EXERCISE DESCRIPTION :: From the entries below, pull out each line where "depois" appears.

— START OF SOURCE MATERIAL —

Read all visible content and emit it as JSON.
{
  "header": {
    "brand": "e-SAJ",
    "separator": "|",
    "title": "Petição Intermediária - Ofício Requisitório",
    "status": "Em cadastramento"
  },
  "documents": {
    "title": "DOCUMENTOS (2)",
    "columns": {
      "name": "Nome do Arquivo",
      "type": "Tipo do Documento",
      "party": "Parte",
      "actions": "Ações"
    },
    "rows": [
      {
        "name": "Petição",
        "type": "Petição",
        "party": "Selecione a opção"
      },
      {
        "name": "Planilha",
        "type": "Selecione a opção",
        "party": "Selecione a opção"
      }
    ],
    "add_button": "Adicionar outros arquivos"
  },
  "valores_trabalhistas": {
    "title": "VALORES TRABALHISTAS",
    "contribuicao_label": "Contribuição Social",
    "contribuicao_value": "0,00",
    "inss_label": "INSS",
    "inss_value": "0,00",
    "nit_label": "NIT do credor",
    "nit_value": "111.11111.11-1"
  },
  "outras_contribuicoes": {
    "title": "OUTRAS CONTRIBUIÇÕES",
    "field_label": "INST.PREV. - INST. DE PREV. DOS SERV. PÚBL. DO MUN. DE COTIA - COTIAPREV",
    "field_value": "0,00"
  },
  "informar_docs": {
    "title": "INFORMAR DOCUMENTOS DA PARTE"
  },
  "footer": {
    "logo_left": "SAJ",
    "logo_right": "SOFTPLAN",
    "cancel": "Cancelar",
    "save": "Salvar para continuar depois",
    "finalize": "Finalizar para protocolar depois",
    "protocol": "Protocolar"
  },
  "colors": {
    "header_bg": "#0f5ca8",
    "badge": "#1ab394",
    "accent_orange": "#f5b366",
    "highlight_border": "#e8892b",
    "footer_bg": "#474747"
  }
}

— END OF SOURCE MATERIAL —

SOLUTION FOR THIS PROBLEM ::
    "save": "Salvar para continuar depois",
    "finalize": "Finalizar para protocolar depois",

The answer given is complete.